++++ Document passage
You’re saying this story can’t be true, but something very similar has really been going on with the Dighton-Rehoboth school budget since 2015 − with many more dollars involved.

In the late 1950’s, Dighton and Rehoboth wisely collaborated to build a regional high school, thereby realizing the mutual economic and educational benefits of shared instructional programs, staff and facilities for the students and taxpayers of the two communities. With everything under one roof and almost all operating costs held in common, the 1958 Dighton-Rehoboth Regional Agreement stated that the high school operating costs for each town were to be determined and apportioned based on its ratio of students to the total number of students. Costs and payment of costs were directly tied to student headcount − if you had 40% of the total number of students, you were liable for 40% of the total operating cost. The two towns each paid for what they used to educate their students.

The 1987 amended agreement, which regionalized grades K-8 in addition to the high school, maintained the same student ratio method for apportioning operating costs at the high school, but stated that the share of operating costs for K-8 would be apportioned on the basis of actual budgeted operating costs for each member town. The two towns each continued to pay for what they used to educate their students.

The 1993 Mass. Education Reform Act established goals and standards for the public education system along with a “foundation” level of spending for each school district to meet the goals and standards. To fund the foundation amount, each town is expected to spend a state-determined minimum contribution (based on ability to pay), with the state providing the difference via Chapter 70 aid.

In 2007, the Massachusetts Board of Education (BoE) approved revised regulations governing REGIONAL school district budgets. These new requirements affected how ONLY towns in REGIONAL districts assessed their budgets.

The new 2007 rules now allowed two ways for regional districts to calculate their budget assessments.
One way is called the Statutory Method. The Statutory Method’s formula dictates subtracting the combined total of each town’s specific state-assigned required minimum contribution amount and total district revenues (such as state Chapter 70 and transportation reimbursement, among others) from the total district operating cost. Any remainder is apportioned per the district’s regional agreement.

The Statutory Method thus allows some towns in regional districts to avoid paying for what they use to educate their students, necessarily requiring other towns in the district to pay the difference. This is because the Statutory Method assessment calculation formula requires that each town combine their state-assigned minimum contributions, which can obscure a wealthier town’s inequitable share of the regional district’s required total minimum contribution. Furthermore, the BoE stipulates that any above minimum amount cannot be divided such that a town would lose the “benefit” it receives for being a “less wealthy community.” For Dighton-Rehoboth (which strives for district-wide parity) using the Statutory Method means that, using D-R business office data, for fiscal year 2018 it costs Rehoboth $9,950 to educate each of its students, while Dighton spends $5,798 for each of theirs − a difference of $4,152 PER STUDENT.
++++++++
++++ Dataset excerpts
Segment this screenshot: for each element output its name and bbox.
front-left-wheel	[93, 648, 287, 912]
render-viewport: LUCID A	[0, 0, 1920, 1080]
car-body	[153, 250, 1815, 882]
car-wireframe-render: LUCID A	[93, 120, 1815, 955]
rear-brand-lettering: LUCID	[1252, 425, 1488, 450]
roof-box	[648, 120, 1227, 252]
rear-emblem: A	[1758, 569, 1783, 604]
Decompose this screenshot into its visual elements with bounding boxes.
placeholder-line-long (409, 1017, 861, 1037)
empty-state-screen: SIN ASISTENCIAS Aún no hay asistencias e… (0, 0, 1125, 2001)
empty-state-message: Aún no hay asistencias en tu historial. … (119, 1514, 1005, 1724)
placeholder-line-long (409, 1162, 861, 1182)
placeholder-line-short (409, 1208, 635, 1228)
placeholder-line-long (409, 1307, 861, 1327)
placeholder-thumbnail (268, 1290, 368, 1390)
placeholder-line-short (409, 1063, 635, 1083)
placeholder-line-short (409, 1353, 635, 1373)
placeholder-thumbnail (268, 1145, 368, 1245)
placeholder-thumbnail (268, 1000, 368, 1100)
++++++++
Prompt 1 | In the school budget passage, how much does Rehoboth spend to educate each of its students in fiscal year 2018 under the Statutory Method?
Prompt 2 | From the school budget passage, reproduce the part that opens with the words containing "In 2007, the" and closes with "assessed their budgets.".

Exercise output 1 | $9,950 per student.

Exercise output 2 |
In 2007, the Massachusetts Board of Education (BoE) approved revised regulations governing REGIONAL school district budgets. These new requirements affected how ONLY towns in REGIONAL districts assessed their budgets.